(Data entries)
------------------------

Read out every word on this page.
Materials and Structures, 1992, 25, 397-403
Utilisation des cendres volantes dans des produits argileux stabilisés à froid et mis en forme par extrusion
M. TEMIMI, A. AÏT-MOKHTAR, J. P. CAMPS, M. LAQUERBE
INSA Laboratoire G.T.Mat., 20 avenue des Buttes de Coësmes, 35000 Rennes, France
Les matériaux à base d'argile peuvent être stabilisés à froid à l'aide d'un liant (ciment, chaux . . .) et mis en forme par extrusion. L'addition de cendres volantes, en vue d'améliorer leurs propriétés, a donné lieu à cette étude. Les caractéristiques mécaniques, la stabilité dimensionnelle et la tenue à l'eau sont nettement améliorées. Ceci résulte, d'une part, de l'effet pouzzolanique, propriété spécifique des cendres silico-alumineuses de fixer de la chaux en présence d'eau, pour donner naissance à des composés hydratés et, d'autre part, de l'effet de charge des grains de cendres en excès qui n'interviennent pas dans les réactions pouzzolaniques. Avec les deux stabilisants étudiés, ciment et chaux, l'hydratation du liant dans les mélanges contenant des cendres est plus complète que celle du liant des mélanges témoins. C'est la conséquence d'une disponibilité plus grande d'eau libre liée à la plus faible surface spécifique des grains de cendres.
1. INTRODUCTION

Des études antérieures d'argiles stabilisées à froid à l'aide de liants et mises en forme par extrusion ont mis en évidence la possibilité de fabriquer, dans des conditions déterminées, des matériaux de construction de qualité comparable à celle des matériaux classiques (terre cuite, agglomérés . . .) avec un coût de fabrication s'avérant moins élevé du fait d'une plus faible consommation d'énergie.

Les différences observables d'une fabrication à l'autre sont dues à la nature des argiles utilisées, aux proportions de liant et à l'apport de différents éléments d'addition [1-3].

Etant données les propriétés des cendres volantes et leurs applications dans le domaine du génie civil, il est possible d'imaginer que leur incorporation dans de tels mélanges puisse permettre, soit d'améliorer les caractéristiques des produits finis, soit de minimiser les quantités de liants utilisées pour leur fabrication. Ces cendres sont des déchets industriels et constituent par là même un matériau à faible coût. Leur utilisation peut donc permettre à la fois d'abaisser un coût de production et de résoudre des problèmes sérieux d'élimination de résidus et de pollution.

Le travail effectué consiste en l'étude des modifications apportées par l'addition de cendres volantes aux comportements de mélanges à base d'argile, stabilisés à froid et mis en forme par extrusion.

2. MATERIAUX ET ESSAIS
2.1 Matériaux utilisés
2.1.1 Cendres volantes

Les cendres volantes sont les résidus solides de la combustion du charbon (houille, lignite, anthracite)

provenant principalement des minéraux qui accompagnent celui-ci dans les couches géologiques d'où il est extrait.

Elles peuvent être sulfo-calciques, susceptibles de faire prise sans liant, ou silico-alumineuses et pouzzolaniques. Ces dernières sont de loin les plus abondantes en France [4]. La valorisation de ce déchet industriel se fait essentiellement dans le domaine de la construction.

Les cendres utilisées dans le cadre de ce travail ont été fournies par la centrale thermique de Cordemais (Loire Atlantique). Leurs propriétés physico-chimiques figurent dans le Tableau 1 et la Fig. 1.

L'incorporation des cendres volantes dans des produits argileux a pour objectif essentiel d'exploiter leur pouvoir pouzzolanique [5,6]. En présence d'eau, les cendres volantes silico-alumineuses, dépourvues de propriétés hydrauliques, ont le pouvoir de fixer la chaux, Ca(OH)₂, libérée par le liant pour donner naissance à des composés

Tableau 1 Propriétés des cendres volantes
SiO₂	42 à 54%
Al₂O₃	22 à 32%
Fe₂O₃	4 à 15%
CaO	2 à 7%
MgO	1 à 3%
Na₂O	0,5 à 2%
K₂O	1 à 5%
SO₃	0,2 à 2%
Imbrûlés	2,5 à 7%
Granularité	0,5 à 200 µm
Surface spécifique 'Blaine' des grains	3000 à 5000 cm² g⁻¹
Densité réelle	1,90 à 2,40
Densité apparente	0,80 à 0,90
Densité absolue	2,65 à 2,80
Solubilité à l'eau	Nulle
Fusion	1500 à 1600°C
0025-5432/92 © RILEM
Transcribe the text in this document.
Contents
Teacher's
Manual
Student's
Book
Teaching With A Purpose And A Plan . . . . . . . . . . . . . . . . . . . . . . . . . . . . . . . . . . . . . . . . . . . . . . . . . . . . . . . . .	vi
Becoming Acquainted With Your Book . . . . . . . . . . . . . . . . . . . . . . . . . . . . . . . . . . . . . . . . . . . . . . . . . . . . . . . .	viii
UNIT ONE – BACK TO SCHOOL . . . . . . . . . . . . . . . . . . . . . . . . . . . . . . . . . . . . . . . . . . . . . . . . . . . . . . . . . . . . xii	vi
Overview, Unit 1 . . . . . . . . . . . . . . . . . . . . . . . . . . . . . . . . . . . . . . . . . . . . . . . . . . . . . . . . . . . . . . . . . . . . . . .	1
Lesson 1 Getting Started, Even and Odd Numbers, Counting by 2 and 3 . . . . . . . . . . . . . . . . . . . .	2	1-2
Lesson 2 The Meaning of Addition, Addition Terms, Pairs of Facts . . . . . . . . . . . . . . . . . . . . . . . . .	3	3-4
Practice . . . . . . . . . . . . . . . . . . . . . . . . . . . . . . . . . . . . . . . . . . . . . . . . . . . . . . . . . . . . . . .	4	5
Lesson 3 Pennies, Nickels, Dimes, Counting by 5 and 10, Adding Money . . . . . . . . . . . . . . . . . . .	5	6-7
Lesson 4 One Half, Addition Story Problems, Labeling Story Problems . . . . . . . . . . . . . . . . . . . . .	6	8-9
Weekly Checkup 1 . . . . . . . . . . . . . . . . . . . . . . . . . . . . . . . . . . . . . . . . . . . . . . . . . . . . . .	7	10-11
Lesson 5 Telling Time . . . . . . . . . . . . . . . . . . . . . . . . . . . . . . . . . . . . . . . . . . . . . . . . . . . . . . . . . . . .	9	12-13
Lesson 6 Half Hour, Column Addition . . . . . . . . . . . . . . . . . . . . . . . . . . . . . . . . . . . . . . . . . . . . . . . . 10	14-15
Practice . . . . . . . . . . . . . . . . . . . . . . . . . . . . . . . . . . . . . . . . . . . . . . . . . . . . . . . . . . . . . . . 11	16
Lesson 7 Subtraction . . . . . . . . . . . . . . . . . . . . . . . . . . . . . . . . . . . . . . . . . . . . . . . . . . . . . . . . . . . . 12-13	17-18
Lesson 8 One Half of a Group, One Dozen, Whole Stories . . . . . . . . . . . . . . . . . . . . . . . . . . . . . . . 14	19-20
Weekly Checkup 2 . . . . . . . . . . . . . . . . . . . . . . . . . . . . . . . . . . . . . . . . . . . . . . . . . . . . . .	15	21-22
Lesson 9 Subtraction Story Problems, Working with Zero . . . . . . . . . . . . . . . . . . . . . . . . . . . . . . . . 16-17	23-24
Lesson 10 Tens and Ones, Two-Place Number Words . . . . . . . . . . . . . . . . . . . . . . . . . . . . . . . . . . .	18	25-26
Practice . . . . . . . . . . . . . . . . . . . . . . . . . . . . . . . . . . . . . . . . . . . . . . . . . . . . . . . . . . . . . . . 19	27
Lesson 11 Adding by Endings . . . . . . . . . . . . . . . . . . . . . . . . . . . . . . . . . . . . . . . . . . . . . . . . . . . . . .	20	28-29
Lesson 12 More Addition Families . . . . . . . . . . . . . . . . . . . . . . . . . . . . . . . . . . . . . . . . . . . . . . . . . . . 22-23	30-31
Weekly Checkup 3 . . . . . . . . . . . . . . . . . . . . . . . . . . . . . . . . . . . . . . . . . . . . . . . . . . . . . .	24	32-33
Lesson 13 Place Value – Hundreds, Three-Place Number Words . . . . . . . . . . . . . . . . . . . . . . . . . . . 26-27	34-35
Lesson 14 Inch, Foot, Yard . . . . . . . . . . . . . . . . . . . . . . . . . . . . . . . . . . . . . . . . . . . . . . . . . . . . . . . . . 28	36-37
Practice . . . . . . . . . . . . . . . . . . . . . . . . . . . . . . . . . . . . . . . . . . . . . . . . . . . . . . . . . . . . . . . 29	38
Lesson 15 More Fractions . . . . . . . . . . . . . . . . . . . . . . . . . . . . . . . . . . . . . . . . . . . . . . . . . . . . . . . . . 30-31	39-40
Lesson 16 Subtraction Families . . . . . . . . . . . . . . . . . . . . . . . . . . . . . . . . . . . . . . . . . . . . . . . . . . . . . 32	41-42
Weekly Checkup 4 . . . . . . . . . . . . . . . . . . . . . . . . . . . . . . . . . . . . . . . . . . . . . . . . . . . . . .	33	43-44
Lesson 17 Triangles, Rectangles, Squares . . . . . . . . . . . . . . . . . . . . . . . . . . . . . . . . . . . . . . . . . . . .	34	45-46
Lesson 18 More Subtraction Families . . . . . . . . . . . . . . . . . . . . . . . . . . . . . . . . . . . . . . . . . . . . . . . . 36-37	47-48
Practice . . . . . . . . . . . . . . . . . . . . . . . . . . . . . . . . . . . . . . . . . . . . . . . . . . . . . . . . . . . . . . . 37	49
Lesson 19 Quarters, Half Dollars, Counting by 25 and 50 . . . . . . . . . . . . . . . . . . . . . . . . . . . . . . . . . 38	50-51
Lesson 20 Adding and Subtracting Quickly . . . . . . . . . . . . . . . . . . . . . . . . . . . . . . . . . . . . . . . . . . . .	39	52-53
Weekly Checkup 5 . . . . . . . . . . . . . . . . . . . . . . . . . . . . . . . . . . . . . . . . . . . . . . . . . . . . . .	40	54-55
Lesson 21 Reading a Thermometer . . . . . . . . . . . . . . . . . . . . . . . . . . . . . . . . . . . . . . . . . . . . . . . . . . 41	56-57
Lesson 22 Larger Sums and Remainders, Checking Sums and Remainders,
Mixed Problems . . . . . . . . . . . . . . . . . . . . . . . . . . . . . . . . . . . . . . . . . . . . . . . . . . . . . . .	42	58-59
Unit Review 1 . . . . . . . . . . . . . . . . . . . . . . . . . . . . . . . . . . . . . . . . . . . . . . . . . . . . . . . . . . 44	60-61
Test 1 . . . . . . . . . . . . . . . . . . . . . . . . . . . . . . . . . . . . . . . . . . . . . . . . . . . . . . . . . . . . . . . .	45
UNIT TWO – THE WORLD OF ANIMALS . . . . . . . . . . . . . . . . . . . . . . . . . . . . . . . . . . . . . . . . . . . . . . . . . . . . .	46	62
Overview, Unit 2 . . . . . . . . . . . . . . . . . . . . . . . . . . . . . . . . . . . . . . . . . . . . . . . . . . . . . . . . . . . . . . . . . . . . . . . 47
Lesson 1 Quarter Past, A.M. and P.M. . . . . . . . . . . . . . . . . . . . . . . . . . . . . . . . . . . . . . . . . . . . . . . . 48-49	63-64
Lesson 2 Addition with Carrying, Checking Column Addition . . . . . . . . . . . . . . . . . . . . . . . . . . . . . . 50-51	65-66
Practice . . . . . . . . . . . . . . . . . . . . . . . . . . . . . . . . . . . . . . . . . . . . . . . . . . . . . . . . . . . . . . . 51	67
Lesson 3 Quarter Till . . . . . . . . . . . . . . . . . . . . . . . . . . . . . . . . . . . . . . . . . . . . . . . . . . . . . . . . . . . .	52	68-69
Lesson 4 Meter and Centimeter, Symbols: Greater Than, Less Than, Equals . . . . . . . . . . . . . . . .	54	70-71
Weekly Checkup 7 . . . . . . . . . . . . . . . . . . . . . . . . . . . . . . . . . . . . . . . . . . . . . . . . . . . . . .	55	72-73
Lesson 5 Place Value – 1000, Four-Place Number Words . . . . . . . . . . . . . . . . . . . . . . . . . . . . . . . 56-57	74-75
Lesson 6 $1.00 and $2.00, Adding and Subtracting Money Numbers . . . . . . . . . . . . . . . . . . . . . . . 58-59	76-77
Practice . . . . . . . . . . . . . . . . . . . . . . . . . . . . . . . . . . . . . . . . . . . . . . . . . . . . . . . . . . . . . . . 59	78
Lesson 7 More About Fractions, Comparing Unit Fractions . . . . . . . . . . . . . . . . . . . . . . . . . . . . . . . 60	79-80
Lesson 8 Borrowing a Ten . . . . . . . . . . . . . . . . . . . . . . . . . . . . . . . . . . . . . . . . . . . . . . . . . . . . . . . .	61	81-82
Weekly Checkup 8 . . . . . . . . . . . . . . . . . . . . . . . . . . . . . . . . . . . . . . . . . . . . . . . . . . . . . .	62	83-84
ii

------------------------

— Written task —
Every line of the listing that holds "Story" should be found and copied.

— Expected output —
Lesson 4 One Half, Addition Story Problems, Labeling Story Problems . . . . . . . . . . . . . . . . . . . . .	6	8-9
Lesson 9 Subtraction Story Problems, Working with Zero . . . . . . . . . . . . . . . . . . . . . . . . . . . . . . . . 16-17	23-24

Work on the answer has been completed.